**AÇÕES A REALIZAR:**
• a. Segundo o texto sobre Abraão no Egito, que história bíblica já havia sido analisada antes com a técnica PARDES?
• b. Resuma em duas frases o texto sobre Abraão no Egito.
• c. Continue o texto sobre Abraão no Egito a partir do ponto em que ele termina.

**TEXTO FORNECIDO:**
O que vocês acham , Abraão deveria ter ido ao Egito ou não? E por que,

afinal, temos esse episódio na Torá?

QUATRO NÍVEIS

Para mim, pessoalmente, toda esta passagem sobre Abraão que vai ao

Egito na segunda metade de Gênesis 12 é absolutamente preciosa: não só

aprendemos com esse episódio que ser obediente a D´us e permanecer

em Sua vontade não significa estar a salvo de todas as dificuldades, mas


extraímos muitas lições das diferentes camadas desta breve história. Vou

usar este exemplo para mostrar-lhes, mais uma vez, como a técnica

PARDES de hermenêutica Judaica pode ser aplicada ao texto da

Escritura. Alguns dos meus leitores podem lembrar que eu escrevi sobre

os níveis de PARDES há algum tempo, quando analisei a história do Dilúvio

usando essa técnica. Alguns leitores podem ter lido meu livro,

“Abraham had Two Sons”, que está escrito de acordo com os níveis de

PARDES (para aqueles interessados neste livro, ou outros livros meus,

aqui está o link para a minha página neste

blog: https://blog.israelbiblicalstudies.com/julia-blum/. ) Então espero que

muitos de vocês já estejam familiarizados com esses quatro níveis. Vamos

aplicá-los aqui ao nosso texto ,mas primeiro, deixe-me explicar o que

PARDES representa, para aqueles que não conhecem o seu significado.

Entradas de dados:
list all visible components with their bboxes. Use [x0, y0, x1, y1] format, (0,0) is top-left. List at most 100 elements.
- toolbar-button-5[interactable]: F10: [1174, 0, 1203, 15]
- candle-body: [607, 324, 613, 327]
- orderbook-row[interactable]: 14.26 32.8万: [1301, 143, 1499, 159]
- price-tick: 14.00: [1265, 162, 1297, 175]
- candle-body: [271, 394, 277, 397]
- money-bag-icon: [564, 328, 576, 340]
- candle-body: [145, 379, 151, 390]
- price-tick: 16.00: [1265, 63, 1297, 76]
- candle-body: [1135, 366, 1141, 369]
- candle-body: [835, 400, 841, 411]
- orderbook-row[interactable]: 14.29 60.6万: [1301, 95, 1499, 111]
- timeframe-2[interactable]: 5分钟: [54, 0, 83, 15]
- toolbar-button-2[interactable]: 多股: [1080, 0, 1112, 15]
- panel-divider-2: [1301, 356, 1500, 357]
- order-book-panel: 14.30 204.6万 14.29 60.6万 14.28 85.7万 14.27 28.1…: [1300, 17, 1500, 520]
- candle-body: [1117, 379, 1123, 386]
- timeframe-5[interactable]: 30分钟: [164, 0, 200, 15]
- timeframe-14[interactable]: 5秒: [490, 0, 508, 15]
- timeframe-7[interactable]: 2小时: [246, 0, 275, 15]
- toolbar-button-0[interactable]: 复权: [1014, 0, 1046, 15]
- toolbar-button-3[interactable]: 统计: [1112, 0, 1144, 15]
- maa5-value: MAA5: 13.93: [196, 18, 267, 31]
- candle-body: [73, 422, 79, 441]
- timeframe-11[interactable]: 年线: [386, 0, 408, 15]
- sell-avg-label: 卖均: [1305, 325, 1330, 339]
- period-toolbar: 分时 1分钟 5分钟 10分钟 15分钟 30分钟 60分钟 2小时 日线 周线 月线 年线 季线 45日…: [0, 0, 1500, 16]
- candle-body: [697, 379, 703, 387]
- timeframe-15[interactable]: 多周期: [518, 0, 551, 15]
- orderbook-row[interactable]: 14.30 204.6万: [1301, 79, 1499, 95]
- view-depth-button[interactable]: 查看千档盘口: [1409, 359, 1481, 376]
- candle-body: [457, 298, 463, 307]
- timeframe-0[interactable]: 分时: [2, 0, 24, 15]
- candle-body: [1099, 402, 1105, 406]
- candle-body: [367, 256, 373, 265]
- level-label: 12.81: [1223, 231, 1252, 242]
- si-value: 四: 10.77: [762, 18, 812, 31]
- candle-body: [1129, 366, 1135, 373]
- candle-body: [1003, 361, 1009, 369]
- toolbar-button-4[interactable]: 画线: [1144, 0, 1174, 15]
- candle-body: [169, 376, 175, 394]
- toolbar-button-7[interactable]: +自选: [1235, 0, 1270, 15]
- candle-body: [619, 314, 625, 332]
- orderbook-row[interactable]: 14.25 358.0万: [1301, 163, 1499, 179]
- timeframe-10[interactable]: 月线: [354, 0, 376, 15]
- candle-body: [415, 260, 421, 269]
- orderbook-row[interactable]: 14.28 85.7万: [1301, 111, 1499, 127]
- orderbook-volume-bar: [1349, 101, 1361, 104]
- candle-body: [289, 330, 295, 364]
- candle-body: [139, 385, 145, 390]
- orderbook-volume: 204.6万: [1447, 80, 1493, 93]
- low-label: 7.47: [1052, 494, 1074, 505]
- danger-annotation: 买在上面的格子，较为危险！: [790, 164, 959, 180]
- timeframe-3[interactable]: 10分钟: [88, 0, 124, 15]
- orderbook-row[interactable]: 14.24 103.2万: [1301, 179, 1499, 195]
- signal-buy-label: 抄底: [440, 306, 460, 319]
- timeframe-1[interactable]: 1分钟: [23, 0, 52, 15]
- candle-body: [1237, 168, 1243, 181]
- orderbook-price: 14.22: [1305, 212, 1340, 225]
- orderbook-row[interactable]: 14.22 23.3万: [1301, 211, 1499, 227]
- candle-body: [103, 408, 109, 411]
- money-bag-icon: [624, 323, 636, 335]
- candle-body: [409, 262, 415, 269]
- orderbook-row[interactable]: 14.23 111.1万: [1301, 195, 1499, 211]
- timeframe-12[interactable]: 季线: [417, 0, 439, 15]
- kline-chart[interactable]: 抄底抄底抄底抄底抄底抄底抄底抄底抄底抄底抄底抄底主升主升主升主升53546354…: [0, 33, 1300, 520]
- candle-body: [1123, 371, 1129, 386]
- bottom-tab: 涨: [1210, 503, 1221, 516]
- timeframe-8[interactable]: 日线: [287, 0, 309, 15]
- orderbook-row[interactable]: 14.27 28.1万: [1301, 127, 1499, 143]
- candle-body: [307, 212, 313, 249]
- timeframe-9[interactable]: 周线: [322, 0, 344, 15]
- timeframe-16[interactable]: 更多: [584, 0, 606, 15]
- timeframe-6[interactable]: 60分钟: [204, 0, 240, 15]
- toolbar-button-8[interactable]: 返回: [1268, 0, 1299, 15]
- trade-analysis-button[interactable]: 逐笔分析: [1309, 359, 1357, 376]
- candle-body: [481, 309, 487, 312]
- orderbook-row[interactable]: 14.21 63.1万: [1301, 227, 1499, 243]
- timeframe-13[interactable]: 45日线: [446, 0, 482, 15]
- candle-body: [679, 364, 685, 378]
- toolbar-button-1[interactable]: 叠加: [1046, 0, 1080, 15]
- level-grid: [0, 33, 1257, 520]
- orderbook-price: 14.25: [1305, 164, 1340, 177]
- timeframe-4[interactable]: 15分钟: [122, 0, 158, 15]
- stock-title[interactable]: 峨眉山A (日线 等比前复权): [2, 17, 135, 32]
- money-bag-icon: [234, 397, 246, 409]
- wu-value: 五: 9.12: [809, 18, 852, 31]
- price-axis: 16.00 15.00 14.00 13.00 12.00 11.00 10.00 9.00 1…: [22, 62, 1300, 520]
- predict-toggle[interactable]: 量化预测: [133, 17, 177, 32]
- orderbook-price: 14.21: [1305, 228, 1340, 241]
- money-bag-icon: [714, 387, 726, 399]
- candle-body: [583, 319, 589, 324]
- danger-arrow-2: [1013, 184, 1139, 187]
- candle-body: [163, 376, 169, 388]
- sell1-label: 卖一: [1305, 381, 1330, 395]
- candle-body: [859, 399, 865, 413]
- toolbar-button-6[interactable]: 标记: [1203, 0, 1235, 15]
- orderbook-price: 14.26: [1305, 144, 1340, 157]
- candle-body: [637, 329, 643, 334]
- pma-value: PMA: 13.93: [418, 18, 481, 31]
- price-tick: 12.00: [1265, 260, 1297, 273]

**SUAS RESPOSTAS:**
• a. A história do Dilúvio.

• b. A passagem da segunda metade de Gênesis 12, em que Abraão vai ao Egito, é considerada preciosa porque ensina que obedecer a D´us e permanecer em Sua vontade não significa estar a salvo de todas as dificuldades, além de oferecer muitas lições em suas diferentes camadas. Esse episódio servirá de exemplo para mostrar como a técnica PARDES de hermenêutica judaica pode ser aplicada à Escritura, mas antes será explicado o que PARDES representa.

• c.
Na exegese Judaica, o método PARDES descreve quatro níveis diferentes

de interpretação Bíblica. O termo PaRDeS é um acrônimo formado a partir

das iniciais desses quatro níveis, que são:

Peshat (‫“ – )ְּפ ָׁש ט‬simples” e “em linha reta”: o significado direto e literal das

Escrituras;

Remez (‫“ – )ֶר ֶמ ז‬indícios”: o significado simbólico mais profundo, além do

sentido literal;

Derash (‫ – )ְּד ַר ׁש‬da raiz Hebraica “darash” que significa “investigar” e

“buscar”: o significado comparativo, o significado obtido de uma passagem

comparando-a a passagens semelhantes nas Escrituras;

Sod (‫“ – )סֹוד‬segredo”, “mistério”: o significado das Escrituras revelado

através de inspiração ou revelação.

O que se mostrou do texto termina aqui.